▶ [TASK TO COMPLETE] Isolate every line in the records below with "ALBERTO" in it.

▶ [PROVIDED MATERIAL]

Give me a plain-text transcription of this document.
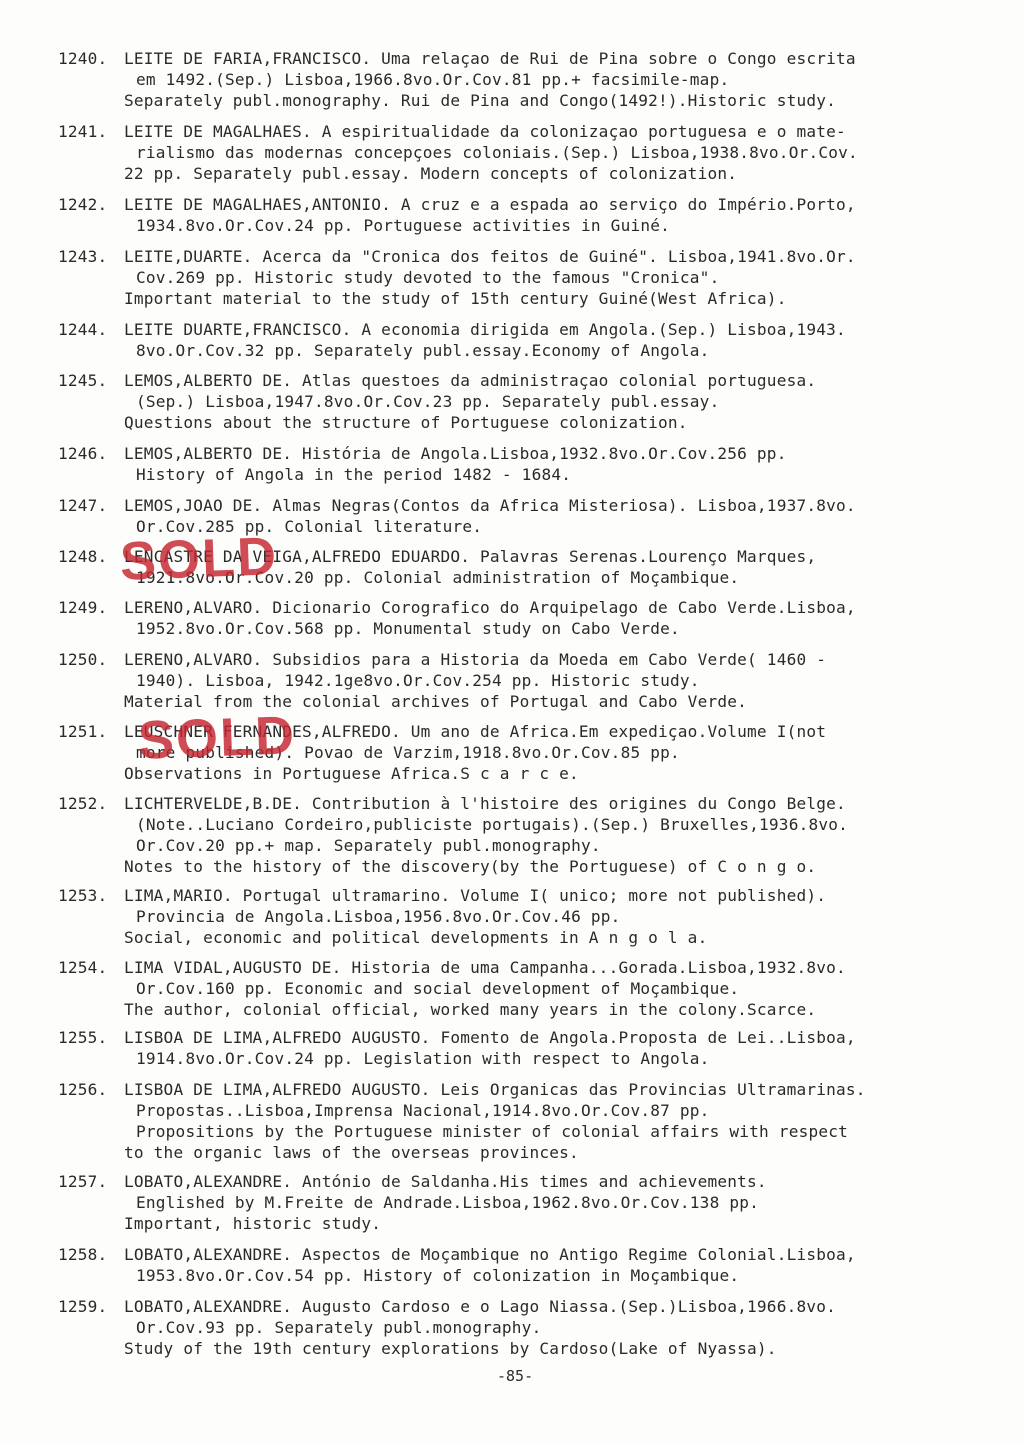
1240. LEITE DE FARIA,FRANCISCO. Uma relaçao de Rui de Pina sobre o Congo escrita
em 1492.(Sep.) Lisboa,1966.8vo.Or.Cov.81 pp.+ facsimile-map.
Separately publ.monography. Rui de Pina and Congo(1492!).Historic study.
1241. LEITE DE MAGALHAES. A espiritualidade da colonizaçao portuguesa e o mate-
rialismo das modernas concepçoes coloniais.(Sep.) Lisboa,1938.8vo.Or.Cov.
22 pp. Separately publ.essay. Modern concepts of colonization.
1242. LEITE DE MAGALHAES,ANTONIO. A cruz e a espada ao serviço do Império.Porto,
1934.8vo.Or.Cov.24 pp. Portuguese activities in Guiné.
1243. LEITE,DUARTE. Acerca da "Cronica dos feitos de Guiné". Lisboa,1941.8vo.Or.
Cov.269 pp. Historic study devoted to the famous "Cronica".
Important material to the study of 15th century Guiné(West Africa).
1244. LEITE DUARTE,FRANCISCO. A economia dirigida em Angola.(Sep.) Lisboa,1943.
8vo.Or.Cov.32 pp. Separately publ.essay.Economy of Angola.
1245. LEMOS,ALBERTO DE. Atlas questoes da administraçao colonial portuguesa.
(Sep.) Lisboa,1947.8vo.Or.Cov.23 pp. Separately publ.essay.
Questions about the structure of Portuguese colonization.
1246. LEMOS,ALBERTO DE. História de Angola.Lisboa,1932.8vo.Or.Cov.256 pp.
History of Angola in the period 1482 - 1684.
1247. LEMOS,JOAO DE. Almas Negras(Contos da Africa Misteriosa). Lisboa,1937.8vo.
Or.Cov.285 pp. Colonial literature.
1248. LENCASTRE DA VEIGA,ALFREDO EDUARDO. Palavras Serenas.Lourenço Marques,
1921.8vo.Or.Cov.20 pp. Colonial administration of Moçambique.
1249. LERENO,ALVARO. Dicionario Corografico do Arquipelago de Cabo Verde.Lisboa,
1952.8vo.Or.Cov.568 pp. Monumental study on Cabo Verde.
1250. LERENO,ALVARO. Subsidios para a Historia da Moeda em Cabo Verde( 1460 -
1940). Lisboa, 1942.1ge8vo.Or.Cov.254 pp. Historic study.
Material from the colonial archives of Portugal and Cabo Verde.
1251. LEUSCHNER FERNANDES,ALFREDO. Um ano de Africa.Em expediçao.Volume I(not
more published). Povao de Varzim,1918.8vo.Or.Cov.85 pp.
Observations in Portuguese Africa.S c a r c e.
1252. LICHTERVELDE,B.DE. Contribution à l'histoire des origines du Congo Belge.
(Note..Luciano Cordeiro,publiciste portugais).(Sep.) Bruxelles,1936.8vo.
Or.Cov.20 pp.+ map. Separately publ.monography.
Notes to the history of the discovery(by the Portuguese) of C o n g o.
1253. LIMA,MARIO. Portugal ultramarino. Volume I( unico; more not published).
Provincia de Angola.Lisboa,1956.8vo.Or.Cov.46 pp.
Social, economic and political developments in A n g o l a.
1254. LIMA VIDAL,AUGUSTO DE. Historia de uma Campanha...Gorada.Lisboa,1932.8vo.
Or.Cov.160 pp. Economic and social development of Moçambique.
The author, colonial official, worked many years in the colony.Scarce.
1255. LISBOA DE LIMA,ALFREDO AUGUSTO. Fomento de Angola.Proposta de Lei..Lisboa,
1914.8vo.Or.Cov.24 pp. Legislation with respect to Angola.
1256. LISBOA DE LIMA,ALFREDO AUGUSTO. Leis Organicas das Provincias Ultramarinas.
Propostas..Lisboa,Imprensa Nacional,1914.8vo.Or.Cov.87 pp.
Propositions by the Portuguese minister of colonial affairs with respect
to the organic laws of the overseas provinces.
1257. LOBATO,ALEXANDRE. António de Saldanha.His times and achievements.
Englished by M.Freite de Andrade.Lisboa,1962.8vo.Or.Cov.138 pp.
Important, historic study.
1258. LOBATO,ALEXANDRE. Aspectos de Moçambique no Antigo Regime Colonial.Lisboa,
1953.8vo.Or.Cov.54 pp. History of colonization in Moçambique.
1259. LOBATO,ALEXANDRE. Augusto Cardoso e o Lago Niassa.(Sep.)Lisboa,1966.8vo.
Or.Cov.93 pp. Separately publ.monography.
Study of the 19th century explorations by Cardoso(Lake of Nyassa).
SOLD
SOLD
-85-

==

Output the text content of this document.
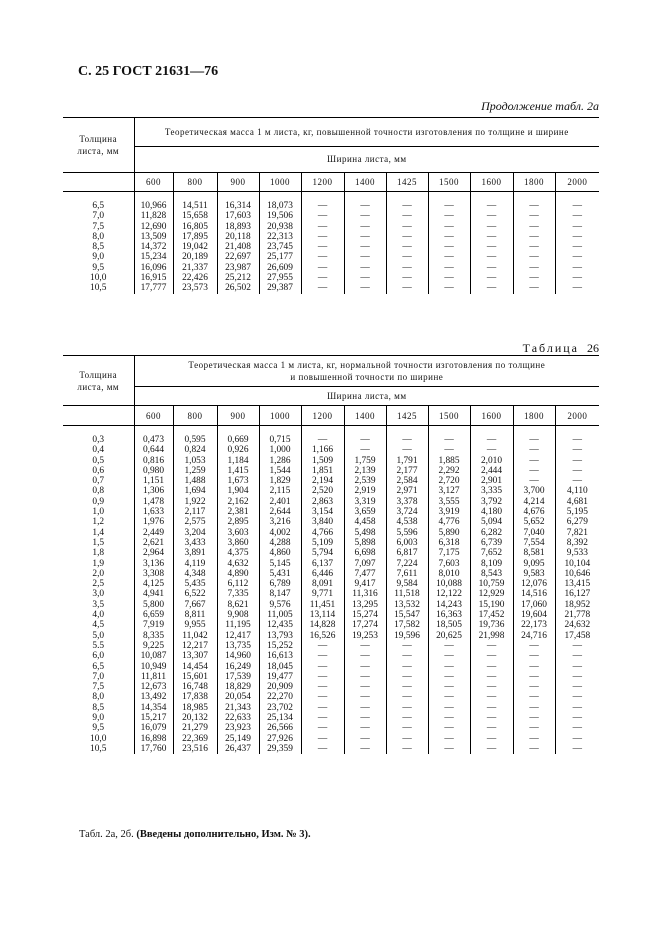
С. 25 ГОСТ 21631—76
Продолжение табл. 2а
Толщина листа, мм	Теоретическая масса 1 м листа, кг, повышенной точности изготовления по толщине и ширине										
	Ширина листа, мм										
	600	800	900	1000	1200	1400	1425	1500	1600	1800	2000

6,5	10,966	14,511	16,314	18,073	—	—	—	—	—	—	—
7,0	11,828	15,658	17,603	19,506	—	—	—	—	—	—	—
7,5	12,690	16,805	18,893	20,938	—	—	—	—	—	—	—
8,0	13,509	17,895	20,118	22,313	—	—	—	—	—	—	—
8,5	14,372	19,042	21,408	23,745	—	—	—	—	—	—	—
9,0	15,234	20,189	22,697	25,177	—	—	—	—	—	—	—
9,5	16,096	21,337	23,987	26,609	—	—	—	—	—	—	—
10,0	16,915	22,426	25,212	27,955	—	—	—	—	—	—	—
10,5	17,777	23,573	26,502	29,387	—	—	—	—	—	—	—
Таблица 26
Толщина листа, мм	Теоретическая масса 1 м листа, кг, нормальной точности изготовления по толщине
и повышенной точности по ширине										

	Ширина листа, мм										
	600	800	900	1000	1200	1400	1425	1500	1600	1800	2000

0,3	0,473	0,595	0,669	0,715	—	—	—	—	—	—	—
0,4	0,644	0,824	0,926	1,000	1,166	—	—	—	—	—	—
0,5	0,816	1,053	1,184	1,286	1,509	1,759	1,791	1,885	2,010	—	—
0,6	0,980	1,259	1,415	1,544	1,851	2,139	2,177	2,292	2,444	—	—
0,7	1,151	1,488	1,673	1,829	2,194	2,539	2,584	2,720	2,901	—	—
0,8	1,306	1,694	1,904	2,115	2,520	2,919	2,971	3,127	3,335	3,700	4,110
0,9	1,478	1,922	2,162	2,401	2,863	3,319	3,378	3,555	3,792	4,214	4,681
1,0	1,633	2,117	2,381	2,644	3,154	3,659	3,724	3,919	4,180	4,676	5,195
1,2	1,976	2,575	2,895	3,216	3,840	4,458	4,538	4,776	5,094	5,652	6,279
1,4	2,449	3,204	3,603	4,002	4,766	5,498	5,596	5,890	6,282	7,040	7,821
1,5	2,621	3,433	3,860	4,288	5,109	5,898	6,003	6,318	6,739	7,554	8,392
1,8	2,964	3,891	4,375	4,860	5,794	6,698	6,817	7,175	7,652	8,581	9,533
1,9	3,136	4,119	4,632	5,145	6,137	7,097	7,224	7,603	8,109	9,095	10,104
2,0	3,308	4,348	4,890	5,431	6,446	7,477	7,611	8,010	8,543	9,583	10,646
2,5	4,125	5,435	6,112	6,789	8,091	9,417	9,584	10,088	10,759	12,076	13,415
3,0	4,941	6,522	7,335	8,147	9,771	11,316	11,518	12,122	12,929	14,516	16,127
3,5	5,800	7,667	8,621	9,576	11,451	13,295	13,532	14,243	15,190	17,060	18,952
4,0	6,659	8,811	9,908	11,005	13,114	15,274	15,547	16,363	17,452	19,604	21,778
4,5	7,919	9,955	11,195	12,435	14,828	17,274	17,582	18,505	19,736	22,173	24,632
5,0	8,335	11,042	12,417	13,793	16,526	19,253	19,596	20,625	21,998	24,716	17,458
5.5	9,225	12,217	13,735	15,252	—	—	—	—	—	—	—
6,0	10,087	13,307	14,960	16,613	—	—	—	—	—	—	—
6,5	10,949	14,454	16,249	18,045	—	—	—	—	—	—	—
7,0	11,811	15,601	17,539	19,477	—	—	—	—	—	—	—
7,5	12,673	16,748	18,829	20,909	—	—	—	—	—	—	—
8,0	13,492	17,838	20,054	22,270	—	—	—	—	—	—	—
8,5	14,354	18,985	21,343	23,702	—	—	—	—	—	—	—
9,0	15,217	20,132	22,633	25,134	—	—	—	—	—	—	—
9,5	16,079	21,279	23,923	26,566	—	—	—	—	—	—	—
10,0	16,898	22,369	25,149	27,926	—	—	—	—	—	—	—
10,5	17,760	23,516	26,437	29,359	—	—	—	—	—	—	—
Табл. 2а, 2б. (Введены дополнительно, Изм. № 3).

▶ [FULL RESPONSE]
1245. LEMOS,ALBERTO DE. Atlas questoes da administraçao colonial portuguesa.
1246. LEMOS,ALBERTO DE. História de Angola.Lisboa,1932.8vo.Or.Cov.256 pp.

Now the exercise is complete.